• [THE TASK]: Repeat the full listing below verbatim and keep the images out.

• [RECORDS PROVIDED]:
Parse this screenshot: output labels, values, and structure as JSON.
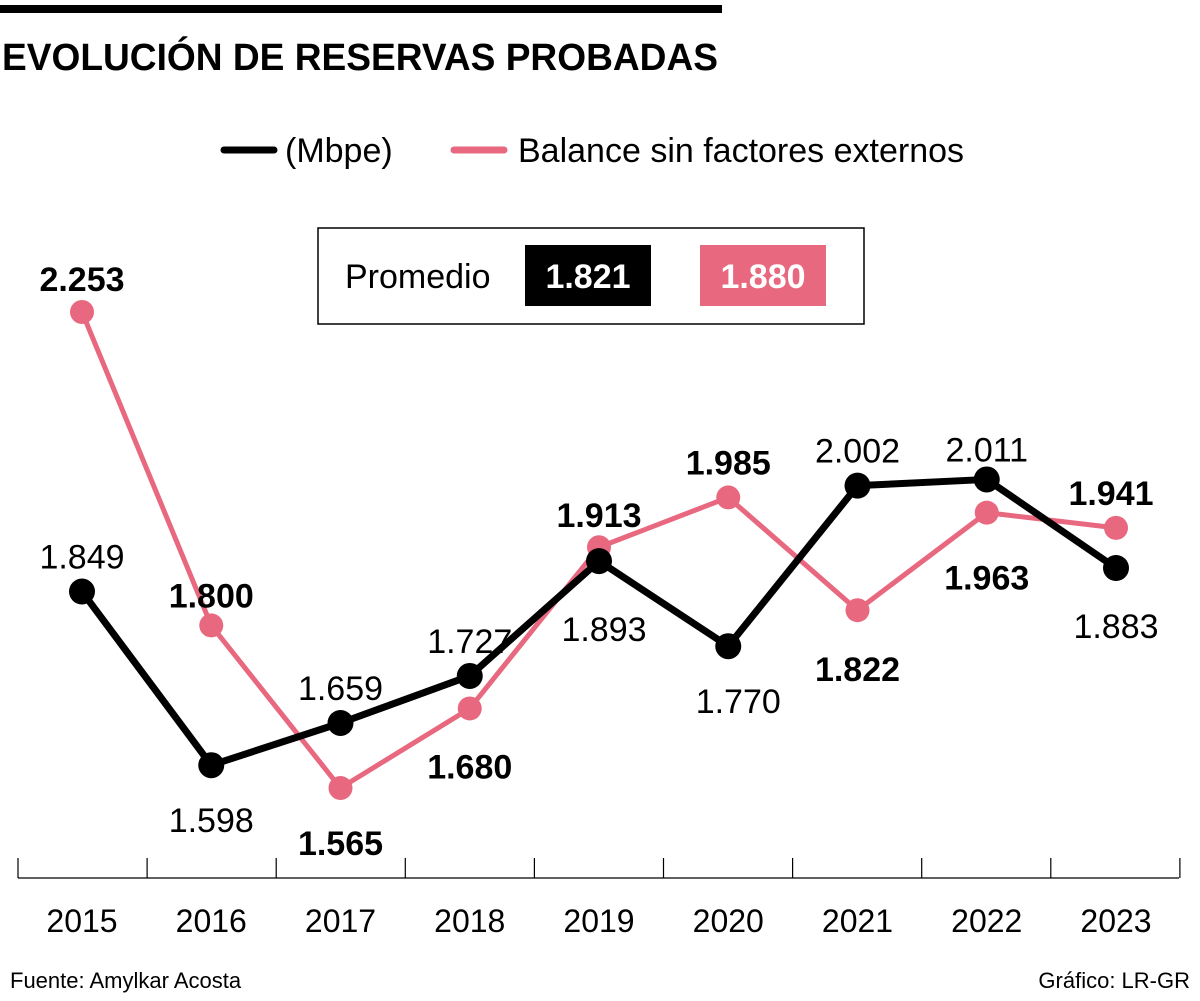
{
  "title": "EVOLUCIÓN DE RESERVAS PROBADAS",
  "legend": [
    {
      "label": "(Mbpe)",
      "color": "#000000"
    },
    {
      "label": "Balance sin factores externos",
      "color": "#e8697f"
    }
  ],
  "average": {
    "label": "Promedio",
    "values": [
      "1.821",
      "1.880"
    ]
  },
  "footer": {
    "source": "Fuente: Amylkar Acosta",
    "credit": "Gráfico: LR-GR"
  },
  "chart_data": {
    "type": "line",
    "title": "EVOLUCIÓN DE RESERVAS PROBADAS",
    "xlabel": "",
    "ylabel": "",
    "categories": [
      "2015",
      "2016",
      "2017",
      "2018",
      "2019",
      "2020",
      "2021",
      "2022",
      "2023"
    ],
    "grid": false,
    "legend_position": "top",
    "series": [
      {
        "name": "(Mbpe)",
        "color": "#000000",
        "values": [
          1.849,
          1.598,
          1.659,
          1.727,
          1.893,
          1.77,
          2.002,
          2.011,
          1.883
        ],
        "labels": [
          "1.849",
          "1.598",
          "1.659",
          "1.727",
          "1.893",
          "1.770",
          "2.002",
          "2.011",
          "1.883"
        ]
      },
      {
        "name": "Balance sin factores externos",
        "color": "#e8697f",
        "values": [
          2.253,
          1.8,
          1.565,
          1.68,
          1.913,
          1.985,
          1.822,
          1.963,
          1.941
        ],
        "labels": [
          "2.253",
          "1.800",
          "1.565",
          "1.680",
          "1.913",
          "1.985",
          "1.822",
          "1.963",
          "1.941"
        ]
      }
    ]
  }
}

• [SOLUTION FOR THIS TASK]:
Parse this screenshot: output labels, values, and structure as JSON.
{
  "title": "EVOLUCIÓN DE RESERVAS PROBADAS",
  "legend": [
    {
      "label": "(Mbpe)",
      "color": "#000000"
    },
    {
      "label": "Balance sin factores externos",
      "color": "#e8697f"
    }
  ],
  "average": {
    "label": "Promedio",
    "values": [
      "1.821",
      "1.880"
    ]
  },
  "footer": {
    "source": "Fuente: Amylkar Acosta",
    "credit": "Gráfico: LR-GR"
  },
  "chart_data": {
    "type": "line",
    "title": "EVOLUCIÓN DE RESERVAS PROBADAS",
    "xlabel": "",
    "ylabel": "",
    "categories": [
      "2015",
      "2016",
      "2017",
      "2018",
      "2019",
      "2020",
      "2021",
      "2022",
      "2023"
    ],
    "grid": false,
    "legend_position": "top",
    "series": [
      {
        "name": "(Mbpe)",
        "color": "#000000",
        "values": [
          1.849,
          1.598,
          1.659,
          1.727,
          1.893,
          1.77,
          2.002,
          2.011,
          1.883
        ],
        "labels": [
          "1.849",
          "1.598",
          "1.659",
          "1.727",
          "1.893",
          "1.770",
          "2.002",
          "2.011",
          "1.883"
        ]
      },
      {
        "name": "Balance sin factores externos",
        "color": "#e8697f",
        "values": [
          2.253,
          1.8,
          1.565,
          1.68,
          1.913,
          1.985,
          1.822,
          1.963,
          1.941
        ],
        "labels": [
          "2.253",
          "1.800",
          "1.565",
          "1.680",
          "1.913",
          "1.985",
          "1.822",
          "1.963",
          "1.941"
        ]
      }
    ]
  }
}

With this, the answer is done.